## Your objective
Give the number of lines below that contain the word "JSON", and nothing else.

## Task data
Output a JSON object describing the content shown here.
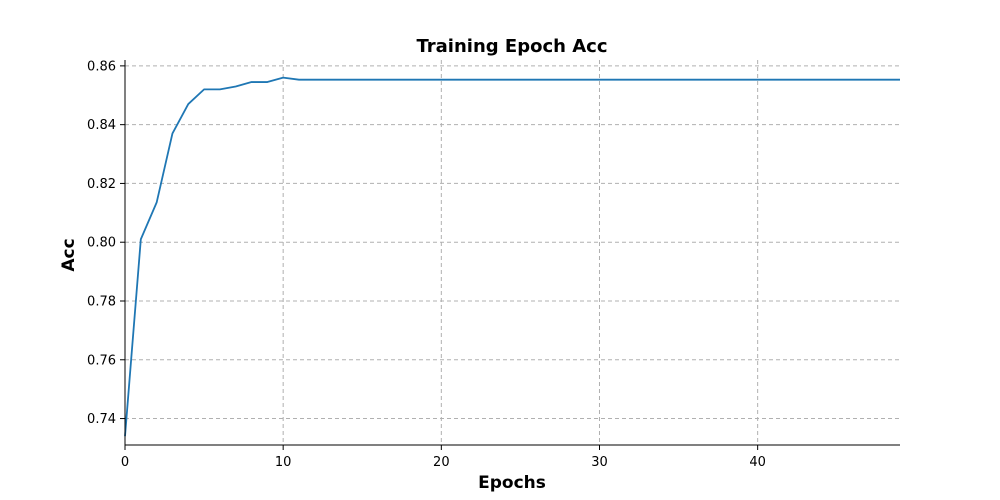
{
  "chart_data": {
    "type": "line",
    "title": "Training Epoch Acc",
    "xlabel": "Epochs",
    "ylabel": "Acc",
    "xlim": [
      0,
      49
    ],
    "ylim": [
      0.731,
      0.862
    ],
    "xticks": [
      0,
      10,
      20,
      30,
      40
    ],
    "yticks": [
      0.74,
      0.76,
      0.78,
      0.8,
      0.82,
      0.84,
      0.86
    ],
    "xtick_labels": [
      "0",
      "10",
      "20",
      "30",
      "40"
    ],
    "ytick_labels": [
      "0.74",
      "0.76",
      "0.78",
      "0.80",
      "0.82",
      "0.84",
      "0.86"
    ],
    "grid": true,
    "series": [
      {
        "color": "#1f77b4",
        "x": [
          0,
          1,
          2,
          3,
          4,
          5,
          6,
          7,
          8,
          9,
          10,
          11,
          12,
          13,
          14,
          15,
          16,
          17,
          18,
          19,
          20,
          21,
          22,
          23,
          24,
          25,
          26,
          27,
          28,
          29,
          30,
          31,
          32,
          33,
          34,
          35,
          36,
          37,
          38,
          39,
          40,
          41,
          42,
          43,
          44,
          45,
          46,
          47,
          48,
          49
        ],
        "y": [
          0.734,
          0.801,
          0.8135,
          0.837,
          0.847,
          0.852,
          0.852,
          0.853,
          0.8545,
          0.8545,
          0.856,
          0.8553,
          0.8553,
          0.8553,
          0.8553,
          0.8553,
          0.8553,
          0.8553,
          0.8553,
          0.8553,
          0.8553,
          0.8553,
          0.8553,
          0.8553,
          0.8553,
          0.8553,
          0.8553,
          0.8553,
          0.8553,
          0.8553,
          0.8553,
          0.8553,
          0.8553,
          0.8553,
          0.8553,
          0.8553,
          0.8553,
          0.8553,
          0.8553,
          0.8553,
          0.8553,
          0.8553,
          0.8553,
          0.8553,
          0.8553,
          0.8553,
          0.8553,
          0.8553,
          0.8553,
          0.8553
        ]
      }
    ]
  }
}
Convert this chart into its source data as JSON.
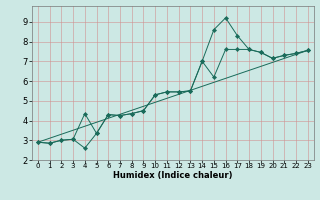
{
  "xlabel": "Humidex (Indice chaleur)",
  "ylabel": "",
  "xlim": [
    -0.5,
    23.5
  ],
  "ylim": [
    2.0,
    9.8
  ],
  "yticks": [
    2,
    3,
    4,
    5,
    6,
    7,
    8,
    9
  ],
  "xticks": [
    0,
    1,
    2,
    3,
    4,
    5,
    6,
    7,
    8,
    9,
    10,
    11,
    12,
    13,
    14,
    15,
    16,
    17,
    18,
    19,
    20,
    21,
    22,
    23
  ],
  "bg_color": "#cce8e4",
  "grid_color": "#d09090",
  "line_color": "#1a6b5a",
  "line1_x": [
    0,
    1,
    2,
    3,
    4,
    5,
    6,
    7,
    8,
    9,
    10,
    11,
    12,
    13,
    14,
    15,
    16,
    17,
    18,
    19,
    20,
    21,
    22,
    23
  ],
  "line1_y": [
    2.9,
    2.85,
    3.0,
    3.05,
    2.6,
    3.35,
    4.3,
    4.25,
    4.35,
    4.5,
    5.3,
    5.45,
    5.45,
    5.5,
    7.0,
    8.6,
    9.2,
    8.3,
    7.6,
    7.45,
    7.15,
    7.3,
    7.4,
    7.55
  ],
  "line2_x": [
    0,
    1,
    2,
    3,
    4,
    5,
    6,
    7,
    8,
    9,
    10,
    11,
    12,
    13,
    14,
    15,
    16,
    17,
    18,
    19,
    20,
    21,
    22,
    23
  ],
  "line2_y": [
    2.9,
    2.85,
    3.0,
    3.05,
    4.35,
    3.35,
    4.3,
    4.25,
    4.35,
    4.5,
    5.3,
    5.45,
    5.45,
    5.5,
    7.0,
    6.2,
    7.6,
    7.6,
    7.6,
    7.45,
    7.15,
    7.3,
    7.4,
    7.55
  ],
  "line3_x": [
    0,
    23
  ],
  "line3_y": [
    2.9,
    7.55
  ]
}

## Written solution
2